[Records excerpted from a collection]
◆ ◆ ◆ ◆ ◆
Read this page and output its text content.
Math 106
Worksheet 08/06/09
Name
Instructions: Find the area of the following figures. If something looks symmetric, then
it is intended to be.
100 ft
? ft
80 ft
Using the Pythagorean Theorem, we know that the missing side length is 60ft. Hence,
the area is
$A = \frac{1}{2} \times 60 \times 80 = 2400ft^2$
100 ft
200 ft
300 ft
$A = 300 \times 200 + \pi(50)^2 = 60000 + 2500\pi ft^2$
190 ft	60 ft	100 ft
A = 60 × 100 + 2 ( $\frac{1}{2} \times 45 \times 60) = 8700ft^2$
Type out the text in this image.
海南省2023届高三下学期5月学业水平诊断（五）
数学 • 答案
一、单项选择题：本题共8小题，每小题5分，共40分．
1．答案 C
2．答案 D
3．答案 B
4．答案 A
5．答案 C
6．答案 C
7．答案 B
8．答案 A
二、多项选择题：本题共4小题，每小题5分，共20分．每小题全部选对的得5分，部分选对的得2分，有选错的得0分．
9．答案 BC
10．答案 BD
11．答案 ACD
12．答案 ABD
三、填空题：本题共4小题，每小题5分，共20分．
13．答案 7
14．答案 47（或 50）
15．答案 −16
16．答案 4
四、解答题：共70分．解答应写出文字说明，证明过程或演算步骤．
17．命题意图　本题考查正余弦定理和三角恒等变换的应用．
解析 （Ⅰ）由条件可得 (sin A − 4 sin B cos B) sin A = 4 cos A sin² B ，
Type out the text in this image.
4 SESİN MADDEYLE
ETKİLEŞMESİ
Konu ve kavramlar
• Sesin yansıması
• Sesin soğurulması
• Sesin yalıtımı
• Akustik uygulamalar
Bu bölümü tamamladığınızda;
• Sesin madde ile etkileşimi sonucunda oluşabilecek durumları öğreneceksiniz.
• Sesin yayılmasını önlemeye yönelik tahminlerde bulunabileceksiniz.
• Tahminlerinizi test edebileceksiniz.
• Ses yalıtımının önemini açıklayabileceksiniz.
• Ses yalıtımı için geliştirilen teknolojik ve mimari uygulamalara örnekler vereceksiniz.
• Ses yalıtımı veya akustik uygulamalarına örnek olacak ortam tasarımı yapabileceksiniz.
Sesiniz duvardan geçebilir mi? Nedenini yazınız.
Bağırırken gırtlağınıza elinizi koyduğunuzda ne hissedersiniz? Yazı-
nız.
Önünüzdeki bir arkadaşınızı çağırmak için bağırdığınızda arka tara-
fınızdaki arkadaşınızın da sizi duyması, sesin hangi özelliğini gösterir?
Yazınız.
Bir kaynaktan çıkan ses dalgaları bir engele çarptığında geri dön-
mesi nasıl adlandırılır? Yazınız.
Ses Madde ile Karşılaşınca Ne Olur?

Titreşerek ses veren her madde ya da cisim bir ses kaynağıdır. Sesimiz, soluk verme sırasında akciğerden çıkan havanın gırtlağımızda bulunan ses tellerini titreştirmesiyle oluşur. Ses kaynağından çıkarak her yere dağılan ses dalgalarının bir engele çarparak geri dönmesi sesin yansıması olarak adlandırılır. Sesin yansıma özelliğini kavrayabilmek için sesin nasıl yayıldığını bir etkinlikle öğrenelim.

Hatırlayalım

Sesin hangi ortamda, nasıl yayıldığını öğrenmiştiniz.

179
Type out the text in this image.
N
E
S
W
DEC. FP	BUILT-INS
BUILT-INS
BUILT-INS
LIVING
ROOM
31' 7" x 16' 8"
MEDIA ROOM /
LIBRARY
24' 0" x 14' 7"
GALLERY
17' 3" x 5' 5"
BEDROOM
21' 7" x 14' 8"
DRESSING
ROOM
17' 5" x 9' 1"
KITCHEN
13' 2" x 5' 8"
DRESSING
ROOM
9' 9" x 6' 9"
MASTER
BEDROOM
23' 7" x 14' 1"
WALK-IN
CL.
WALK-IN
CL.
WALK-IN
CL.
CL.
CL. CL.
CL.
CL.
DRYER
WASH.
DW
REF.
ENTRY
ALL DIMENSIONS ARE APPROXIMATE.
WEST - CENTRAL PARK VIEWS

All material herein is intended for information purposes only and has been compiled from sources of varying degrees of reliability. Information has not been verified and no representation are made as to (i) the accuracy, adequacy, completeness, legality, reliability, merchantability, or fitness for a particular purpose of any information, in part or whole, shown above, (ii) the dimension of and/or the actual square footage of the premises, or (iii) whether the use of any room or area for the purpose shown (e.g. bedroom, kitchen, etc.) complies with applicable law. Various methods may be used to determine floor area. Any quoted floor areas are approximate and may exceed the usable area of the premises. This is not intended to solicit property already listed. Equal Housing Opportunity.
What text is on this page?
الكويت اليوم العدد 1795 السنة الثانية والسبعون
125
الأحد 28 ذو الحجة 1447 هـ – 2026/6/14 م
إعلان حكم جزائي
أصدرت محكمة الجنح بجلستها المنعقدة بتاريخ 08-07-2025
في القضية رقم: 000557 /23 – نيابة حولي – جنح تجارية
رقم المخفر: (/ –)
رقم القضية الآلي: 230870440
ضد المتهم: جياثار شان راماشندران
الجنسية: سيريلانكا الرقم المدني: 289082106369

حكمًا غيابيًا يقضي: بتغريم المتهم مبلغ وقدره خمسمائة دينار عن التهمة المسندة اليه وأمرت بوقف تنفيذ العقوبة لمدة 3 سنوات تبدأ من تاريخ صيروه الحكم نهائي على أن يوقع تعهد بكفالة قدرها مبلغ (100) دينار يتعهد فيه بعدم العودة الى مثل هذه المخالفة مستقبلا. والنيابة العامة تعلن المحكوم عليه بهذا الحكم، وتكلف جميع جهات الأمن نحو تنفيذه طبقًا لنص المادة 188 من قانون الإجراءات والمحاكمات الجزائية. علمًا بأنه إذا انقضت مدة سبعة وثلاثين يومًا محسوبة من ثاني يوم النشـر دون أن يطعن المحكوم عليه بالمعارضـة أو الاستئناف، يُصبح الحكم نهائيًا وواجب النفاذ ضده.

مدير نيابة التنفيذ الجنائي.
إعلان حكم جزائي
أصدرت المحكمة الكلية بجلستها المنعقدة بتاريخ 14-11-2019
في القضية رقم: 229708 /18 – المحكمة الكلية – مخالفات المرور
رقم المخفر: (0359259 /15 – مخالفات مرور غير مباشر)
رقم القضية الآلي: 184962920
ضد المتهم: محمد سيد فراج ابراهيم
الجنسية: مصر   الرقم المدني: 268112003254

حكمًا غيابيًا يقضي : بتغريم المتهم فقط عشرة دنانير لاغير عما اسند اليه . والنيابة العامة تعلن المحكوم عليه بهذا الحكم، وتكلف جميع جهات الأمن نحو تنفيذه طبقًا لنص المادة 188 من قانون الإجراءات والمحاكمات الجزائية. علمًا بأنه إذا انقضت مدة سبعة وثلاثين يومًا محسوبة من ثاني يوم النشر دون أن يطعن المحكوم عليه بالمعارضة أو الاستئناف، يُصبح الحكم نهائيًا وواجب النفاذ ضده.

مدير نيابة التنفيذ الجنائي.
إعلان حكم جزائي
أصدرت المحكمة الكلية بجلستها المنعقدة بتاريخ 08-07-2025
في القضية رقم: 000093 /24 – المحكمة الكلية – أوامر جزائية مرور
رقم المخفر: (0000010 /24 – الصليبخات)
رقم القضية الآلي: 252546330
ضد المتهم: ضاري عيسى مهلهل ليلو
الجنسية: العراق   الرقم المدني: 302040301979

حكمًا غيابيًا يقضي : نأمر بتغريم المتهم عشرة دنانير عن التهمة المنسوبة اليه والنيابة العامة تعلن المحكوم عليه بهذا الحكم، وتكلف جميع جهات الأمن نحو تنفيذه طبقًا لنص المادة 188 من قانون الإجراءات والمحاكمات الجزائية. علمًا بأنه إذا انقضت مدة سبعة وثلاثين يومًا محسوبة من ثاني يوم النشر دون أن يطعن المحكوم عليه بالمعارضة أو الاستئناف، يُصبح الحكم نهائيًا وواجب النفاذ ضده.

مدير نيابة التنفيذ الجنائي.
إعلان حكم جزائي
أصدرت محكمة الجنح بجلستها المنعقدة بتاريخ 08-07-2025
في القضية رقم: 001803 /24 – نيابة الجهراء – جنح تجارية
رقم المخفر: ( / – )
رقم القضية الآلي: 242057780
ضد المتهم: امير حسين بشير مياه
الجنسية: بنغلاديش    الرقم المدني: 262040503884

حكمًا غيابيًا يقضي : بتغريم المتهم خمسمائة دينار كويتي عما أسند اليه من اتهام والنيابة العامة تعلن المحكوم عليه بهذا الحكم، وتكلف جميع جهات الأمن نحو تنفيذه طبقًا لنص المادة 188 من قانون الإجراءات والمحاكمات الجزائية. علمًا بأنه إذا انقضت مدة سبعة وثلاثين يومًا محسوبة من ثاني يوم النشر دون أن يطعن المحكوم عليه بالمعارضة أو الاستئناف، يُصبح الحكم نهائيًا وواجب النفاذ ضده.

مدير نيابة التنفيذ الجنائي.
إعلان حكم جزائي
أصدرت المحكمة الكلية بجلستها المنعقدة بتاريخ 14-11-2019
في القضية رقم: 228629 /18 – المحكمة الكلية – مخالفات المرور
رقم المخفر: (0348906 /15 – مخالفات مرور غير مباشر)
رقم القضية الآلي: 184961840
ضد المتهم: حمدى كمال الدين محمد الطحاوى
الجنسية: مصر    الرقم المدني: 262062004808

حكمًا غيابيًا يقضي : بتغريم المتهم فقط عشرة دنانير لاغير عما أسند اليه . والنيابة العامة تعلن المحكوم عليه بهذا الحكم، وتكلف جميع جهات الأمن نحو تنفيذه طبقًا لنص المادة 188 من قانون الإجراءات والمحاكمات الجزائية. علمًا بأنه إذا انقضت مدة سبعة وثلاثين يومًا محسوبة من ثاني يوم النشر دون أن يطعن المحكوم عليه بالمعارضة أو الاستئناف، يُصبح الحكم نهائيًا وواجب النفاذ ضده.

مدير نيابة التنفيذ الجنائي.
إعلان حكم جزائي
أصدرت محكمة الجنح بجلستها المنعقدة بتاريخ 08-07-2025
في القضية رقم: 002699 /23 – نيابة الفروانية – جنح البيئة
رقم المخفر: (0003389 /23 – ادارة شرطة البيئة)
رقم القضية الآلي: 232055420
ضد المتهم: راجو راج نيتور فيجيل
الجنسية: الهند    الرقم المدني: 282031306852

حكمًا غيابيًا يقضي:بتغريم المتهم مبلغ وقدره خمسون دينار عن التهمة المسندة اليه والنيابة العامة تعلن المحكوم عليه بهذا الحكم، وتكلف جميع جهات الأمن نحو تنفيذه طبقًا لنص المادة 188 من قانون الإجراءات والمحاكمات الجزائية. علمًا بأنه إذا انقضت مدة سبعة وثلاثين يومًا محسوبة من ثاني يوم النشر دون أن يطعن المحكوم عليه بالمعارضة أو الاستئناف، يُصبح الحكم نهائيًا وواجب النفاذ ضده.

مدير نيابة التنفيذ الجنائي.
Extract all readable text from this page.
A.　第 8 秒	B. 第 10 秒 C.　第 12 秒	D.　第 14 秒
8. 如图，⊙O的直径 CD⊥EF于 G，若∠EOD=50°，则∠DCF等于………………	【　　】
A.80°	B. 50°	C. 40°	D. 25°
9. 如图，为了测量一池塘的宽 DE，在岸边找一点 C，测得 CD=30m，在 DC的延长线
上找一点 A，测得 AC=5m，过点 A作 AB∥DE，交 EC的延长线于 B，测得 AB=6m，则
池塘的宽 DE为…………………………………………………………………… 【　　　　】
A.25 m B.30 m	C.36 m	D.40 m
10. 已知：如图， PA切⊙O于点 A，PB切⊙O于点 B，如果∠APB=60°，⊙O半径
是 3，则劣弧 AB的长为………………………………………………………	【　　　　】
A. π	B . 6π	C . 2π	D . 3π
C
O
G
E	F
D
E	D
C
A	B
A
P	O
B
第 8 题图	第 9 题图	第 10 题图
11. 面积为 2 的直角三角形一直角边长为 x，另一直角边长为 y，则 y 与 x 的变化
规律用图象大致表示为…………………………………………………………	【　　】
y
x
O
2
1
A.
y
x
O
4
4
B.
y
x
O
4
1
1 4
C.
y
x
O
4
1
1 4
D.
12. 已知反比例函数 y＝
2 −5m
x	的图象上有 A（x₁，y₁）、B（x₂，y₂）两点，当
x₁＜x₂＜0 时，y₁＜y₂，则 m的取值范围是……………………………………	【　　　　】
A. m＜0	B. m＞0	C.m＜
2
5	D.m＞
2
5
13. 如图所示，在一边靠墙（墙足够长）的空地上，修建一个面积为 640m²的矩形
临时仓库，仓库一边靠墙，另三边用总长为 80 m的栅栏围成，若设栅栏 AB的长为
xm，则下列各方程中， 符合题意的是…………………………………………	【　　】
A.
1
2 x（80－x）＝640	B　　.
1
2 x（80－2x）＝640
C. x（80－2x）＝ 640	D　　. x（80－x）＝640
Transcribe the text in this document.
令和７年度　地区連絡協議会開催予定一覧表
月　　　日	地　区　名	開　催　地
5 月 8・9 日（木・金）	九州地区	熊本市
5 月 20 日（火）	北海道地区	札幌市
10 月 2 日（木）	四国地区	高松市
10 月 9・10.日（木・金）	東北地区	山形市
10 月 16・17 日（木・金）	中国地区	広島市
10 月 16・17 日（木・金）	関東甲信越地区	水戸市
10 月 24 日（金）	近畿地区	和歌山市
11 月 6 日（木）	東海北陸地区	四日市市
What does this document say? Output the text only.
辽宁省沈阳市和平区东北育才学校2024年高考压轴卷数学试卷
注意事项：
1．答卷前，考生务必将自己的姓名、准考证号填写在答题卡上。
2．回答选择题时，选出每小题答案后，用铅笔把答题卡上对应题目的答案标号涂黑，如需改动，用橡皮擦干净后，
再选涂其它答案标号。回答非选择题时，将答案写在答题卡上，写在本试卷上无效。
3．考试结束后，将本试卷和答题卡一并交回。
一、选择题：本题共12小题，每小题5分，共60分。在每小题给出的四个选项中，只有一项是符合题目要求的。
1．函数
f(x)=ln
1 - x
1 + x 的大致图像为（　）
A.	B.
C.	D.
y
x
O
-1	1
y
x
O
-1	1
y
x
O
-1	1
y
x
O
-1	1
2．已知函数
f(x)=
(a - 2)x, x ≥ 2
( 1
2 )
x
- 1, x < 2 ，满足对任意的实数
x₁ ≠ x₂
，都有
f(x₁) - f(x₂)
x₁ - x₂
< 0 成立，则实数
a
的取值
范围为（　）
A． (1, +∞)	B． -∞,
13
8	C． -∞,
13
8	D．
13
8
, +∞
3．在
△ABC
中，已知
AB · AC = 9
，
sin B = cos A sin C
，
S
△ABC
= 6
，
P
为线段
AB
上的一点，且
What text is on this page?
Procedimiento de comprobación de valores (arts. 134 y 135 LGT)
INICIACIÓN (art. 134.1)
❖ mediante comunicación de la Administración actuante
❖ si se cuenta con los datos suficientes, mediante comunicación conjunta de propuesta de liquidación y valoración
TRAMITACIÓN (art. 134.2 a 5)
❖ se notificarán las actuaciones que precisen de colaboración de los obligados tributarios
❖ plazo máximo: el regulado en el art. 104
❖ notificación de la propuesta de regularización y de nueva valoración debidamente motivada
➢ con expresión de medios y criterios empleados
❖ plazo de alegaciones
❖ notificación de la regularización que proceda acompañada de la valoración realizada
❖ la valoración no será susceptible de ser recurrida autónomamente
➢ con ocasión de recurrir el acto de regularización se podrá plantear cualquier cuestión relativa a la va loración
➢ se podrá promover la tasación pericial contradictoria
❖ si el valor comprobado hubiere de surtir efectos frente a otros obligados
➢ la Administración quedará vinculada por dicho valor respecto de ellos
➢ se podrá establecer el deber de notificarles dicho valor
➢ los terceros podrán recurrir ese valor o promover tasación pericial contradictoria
◆ ◆ ◆ ◆ ◆
WHAT YOU SHOULD DO
Find the word "المخفر" in the material, then list each line that holds it.

EXERCISE ANSWER
رقم المخفر: (/ –)
رقم المخفر: (0359259 /15 – مخالفات مرور غير مباشر)
رقم المخفر: (0000010 /24 – الصليبخات)
رقم المخفر: ( / – )
رقم المخفر: (0348906 /15 – مخالفات مرور غير مباشر)
رقم المخفر: (0003389 /23 – ادارة شرطة البيئة)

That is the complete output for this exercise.